▶ [What is asked] What follows is a set of records, each of which is to be written out exactly.

━━ Data rows ━━

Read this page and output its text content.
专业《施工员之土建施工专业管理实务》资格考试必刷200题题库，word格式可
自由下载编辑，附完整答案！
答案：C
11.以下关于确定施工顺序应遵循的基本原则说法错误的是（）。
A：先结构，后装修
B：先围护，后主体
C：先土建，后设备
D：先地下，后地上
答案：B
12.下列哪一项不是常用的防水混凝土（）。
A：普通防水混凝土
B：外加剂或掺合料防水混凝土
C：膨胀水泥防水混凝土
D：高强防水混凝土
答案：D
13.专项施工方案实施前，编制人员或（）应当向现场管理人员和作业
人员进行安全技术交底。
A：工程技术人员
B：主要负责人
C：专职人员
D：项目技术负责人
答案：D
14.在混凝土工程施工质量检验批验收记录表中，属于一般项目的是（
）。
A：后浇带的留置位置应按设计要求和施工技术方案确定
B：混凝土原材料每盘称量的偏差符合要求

━━━

▶ [Response]
Read this page and output its text content.
专业《施工员之土建施工专业管理实务》资格考试必刷200题题库，word格式可
自由下载编辑，附完整答案！
答案：C
11.以下关于确定施工顺序应遵循的基本原则说法错误的是（）。
A：先结构，后装修
B：先围护，后主体
C：先土建，后设备
D：先地下，后地上
答案：B
12.下列哪一项不是常用的防水混凝土（）。
A：普通防水混凝土
B：外加剂或掺合料防水混凝土
C：膨胀水泥防水混凝土
D：高强防水混凝土
答案：D
13.专项施工方案实施前，编制人员或（）应当向现场管理人员和作业
人员进行安全技术交底。
A：工程技术人员
B：主要负责人
C：专职人员
D：项目技术负责人
答案：D
14.在混凝土工程施工质量检验批验收记录表中，属于一般项目的是（
）。
A：后浇带的留置位置应按设计要求和施工技术方案确定
B：混凝土原材料每盘称量的偏差符合要求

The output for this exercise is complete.